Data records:

>> Start

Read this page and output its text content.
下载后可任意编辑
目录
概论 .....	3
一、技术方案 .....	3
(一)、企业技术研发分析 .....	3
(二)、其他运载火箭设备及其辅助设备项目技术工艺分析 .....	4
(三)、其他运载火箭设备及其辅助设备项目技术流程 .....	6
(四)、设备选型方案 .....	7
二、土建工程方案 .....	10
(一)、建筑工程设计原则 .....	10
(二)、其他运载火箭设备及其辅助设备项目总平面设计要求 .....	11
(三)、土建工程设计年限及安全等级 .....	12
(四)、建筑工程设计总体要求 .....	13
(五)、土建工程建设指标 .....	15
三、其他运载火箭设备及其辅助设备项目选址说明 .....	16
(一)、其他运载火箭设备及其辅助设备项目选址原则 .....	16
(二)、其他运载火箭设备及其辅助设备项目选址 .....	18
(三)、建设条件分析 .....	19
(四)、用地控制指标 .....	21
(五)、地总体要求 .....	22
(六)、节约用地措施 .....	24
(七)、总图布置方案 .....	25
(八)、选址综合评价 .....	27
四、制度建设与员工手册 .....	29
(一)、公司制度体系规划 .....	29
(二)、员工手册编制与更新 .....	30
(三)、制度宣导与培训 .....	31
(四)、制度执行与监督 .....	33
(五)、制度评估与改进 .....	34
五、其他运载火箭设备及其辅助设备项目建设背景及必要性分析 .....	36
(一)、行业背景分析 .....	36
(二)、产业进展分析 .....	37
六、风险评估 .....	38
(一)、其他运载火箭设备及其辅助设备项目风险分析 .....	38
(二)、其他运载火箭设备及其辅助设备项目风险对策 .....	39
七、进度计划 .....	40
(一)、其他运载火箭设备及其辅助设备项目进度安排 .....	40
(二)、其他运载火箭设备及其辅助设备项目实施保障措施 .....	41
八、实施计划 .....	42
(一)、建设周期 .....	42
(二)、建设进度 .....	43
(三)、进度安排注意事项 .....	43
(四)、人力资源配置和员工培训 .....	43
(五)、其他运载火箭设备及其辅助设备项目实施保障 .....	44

>> End

Aim:
Reproduce the material verbatim, line by line.

Reply to the task:
Read this page and output its text content.
下载后可任意编辑
目录
概论 .....	3
一、技术方案 .....	3
(一)、企业技术研发分析 .....	3
(二)、其他运载火箭设备及其辅助设备项目技术工艺分析 .....	4
(三)、其他运载火箭设备及其辅助设备项目技术流程 .....	6
(四)、设备选型方案 .....	7
二、土建工程方案 .....	10
(一)、建筑工程设计原则 .....	10
(二)、其他运载火箭设备及其辅助设备项目总平面设计要求 .....	11
(三)、土建工程设计年限及安全等级 .....	12
(四)、建筑工程设计总体要求 .....	13
(五)、土建工程建设指标 .....	15
三、其他运载火箭设备及其辅助设备项目选址说明 .....	16
(一)、其他运载火箭设备及其辅助设备项目选址原则 .....	16
(二)、其他运载火箭设备及其辅助设备项目选址 .....	18
(三)、建设条件分析 .....	19
(四)、用地控制指标 .....	21
(五)、地总体要求 .....	22
(六)、节约用地措施 .....	24
(七)、总图布置方案 .....	25
(八)、选址综合评价 .....	27
四、制度建设与员工手册 .....	29
(一)、公司制度体系规划 .....	29
(二)、员工手册编制与更新 .....	30
(三)、制度宣导与培训 .....	31
(四)、制度执行与监督 .....	33
(五)、制度评估与改进 .....	34
五、其他运载火箭设备及其辅助设备项目建设背景及必要性分析 .....	36
(一)、行业背景分析 .....	36
(二)、产业进展分析 .....	37
六、风险评估 .....	38
(一)、其他运载火箭设备及其辅助设备项目风险分析 .....	38
(二)、其他运载火箭设备及其辅助设备项目风险对策 .....	39
七、进度计划 .....	40
(一)、其他运载火箭设备及其辅助设备项目进度安排 .....	40
(二)、其他运载火箭设备及其辅助设备项目实施保障措施 .....	41
八、实施计划 .....	42
(一)、建设周期 .....	42
(二)、建设进度 .....	43
(三)、进度安排注意事项 .....	43
(四)、人力资源配置和员工培训 .....	43
(五)、其他运载火箭设备及其辅助设备项目实施保障 .....	44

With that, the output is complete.